Filter the entries below, keeping every line that has the word "pracovní".

Input material:
※ ※ ※

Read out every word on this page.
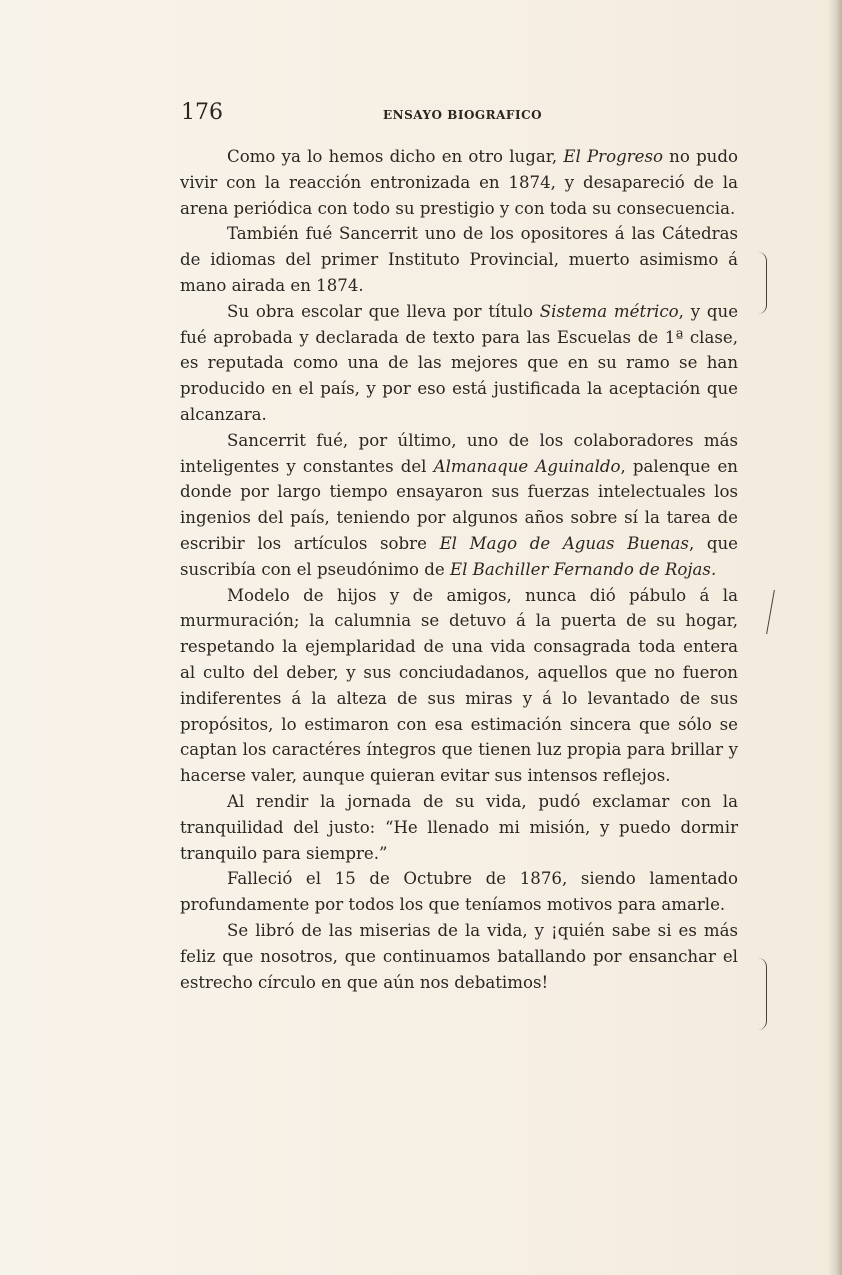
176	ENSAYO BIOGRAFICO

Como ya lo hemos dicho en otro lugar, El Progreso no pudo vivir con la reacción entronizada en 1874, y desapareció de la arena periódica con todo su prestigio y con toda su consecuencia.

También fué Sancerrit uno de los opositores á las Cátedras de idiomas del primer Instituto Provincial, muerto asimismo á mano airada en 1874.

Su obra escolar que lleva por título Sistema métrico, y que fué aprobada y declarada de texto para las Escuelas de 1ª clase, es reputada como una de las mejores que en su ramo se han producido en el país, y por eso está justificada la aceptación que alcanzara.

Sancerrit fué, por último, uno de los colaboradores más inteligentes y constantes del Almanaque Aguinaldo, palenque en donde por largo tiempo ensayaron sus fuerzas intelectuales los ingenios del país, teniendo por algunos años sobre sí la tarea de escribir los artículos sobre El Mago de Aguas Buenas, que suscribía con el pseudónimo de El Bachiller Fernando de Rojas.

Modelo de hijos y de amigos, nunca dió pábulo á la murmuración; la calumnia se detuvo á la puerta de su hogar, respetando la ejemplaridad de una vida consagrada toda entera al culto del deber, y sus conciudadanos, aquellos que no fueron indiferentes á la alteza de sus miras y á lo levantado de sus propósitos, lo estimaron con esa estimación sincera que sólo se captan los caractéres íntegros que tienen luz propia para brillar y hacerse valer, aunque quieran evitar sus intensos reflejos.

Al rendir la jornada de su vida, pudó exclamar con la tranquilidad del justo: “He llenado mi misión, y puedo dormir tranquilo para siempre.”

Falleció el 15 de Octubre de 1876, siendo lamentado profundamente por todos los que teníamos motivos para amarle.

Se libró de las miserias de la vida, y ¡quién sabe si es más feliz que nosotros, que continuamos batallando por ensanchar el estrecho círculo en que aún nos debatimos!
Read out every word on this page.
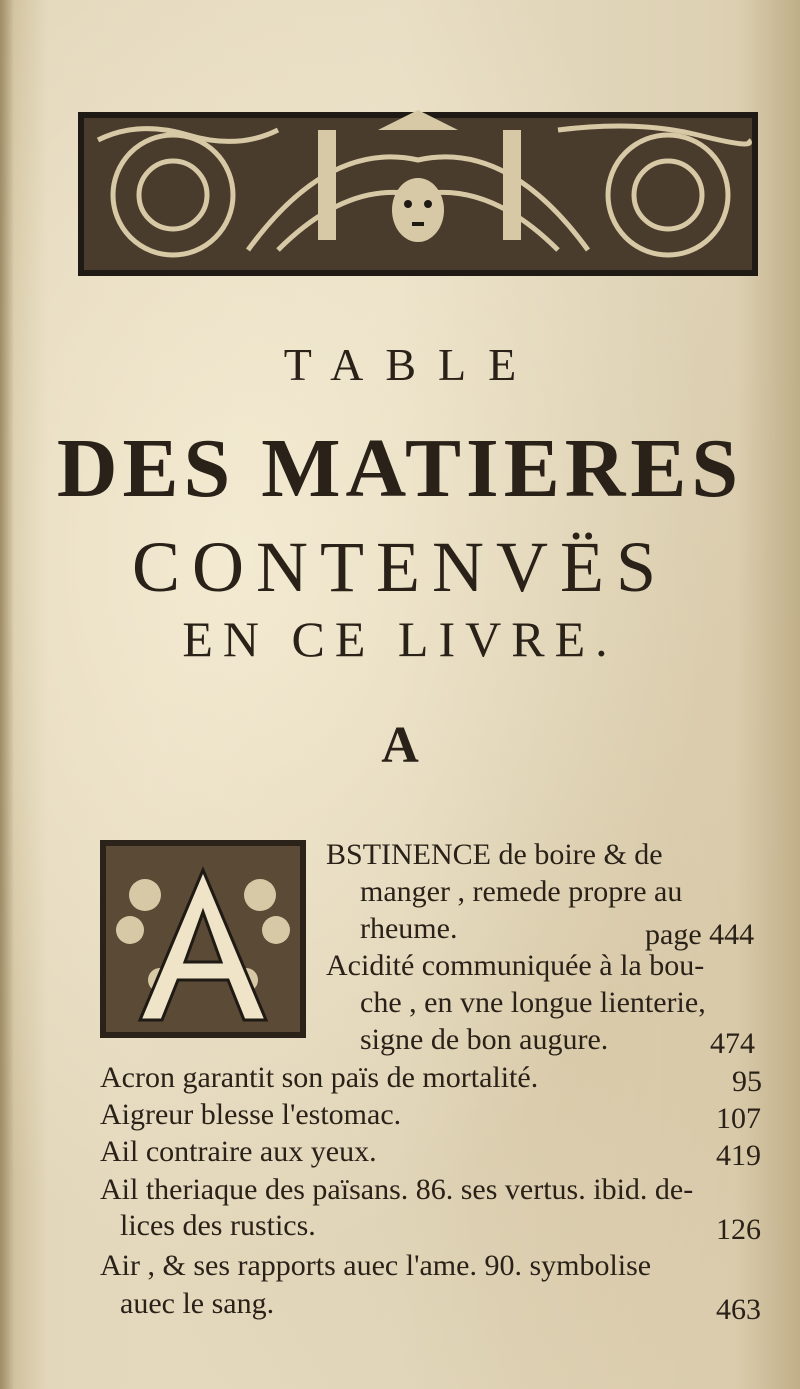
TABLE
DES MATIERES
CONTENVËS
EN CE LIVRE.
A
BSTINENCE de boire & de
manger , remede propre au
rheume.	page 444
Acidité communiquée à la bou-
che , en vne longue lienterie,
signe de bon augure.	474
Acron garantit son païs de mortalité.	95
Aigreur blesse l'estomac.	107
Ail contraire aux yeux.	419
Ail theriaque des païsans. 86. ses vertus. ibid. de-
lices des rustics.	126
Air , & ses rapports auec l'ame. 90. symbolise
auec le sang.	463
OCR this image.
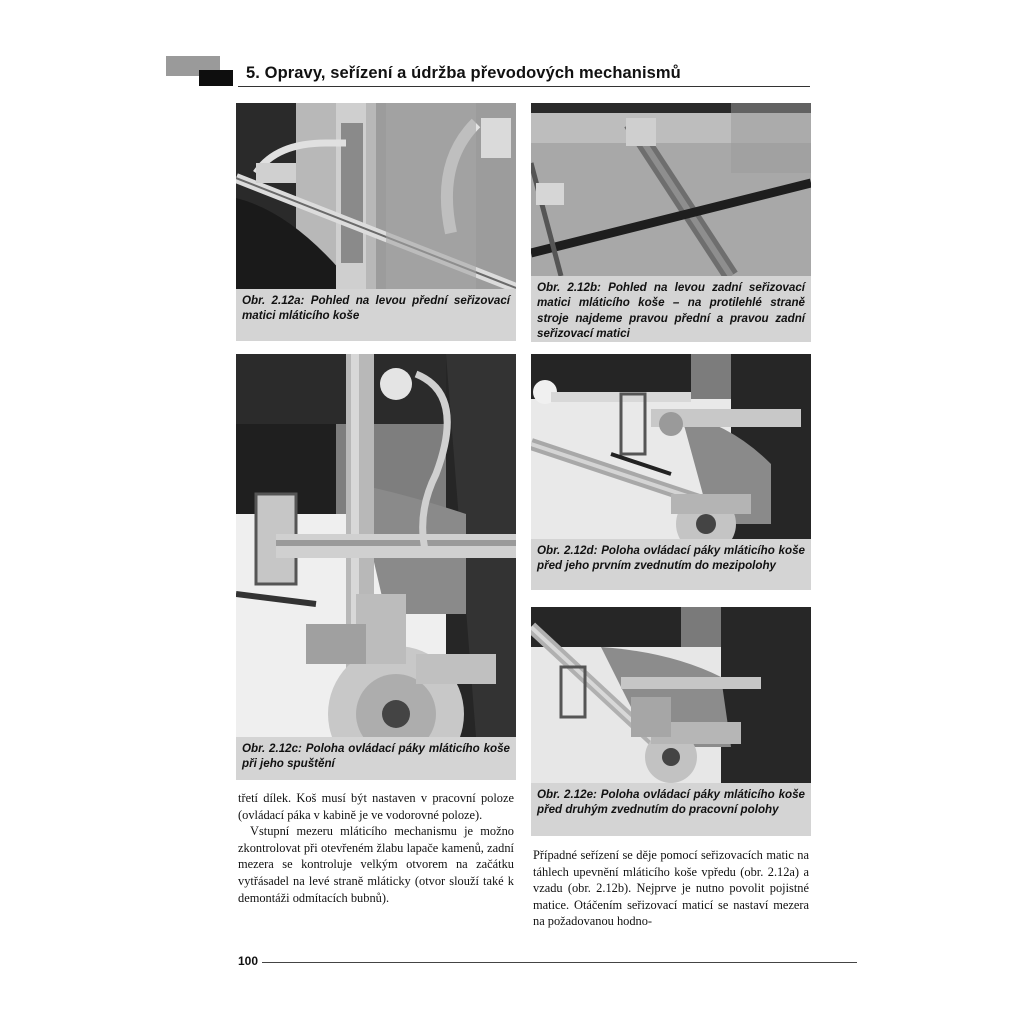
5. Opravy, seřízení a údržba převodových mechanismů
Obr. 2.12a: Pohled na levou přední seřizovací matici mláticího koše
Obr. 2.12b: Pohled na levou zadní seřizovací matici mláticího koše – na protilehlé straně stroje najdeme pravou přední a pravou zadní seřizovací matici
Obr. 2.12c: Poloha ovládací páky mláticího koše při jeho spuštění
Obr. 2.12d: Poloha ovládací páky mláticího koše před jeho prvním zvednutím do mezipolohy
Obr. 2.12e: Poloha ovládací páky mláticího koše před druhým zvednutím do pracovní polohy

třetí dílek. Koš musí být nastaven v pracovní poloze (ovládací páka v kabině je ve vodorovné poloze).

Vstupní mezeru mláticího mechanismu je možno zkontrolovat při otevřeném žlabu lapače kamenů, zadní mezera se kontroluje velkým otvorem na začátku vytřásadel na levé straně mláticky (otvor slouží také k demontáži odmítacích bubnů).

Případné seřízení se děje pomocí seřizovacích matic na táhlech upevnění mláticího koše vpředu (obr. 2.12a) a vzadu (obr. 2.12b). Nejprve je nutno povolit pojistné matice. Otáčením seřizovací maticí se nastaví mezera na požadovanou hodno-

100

※ ※ ※

Problem solution:
Obr. 2.12e: Poloha ovládací páky mláticího koše před druhým zvednutím do pracovní polohy
třetí dílek. Koš musí být nastaven v pracovní poloze (ovládací páka v kabině je ve vodorovné poloze).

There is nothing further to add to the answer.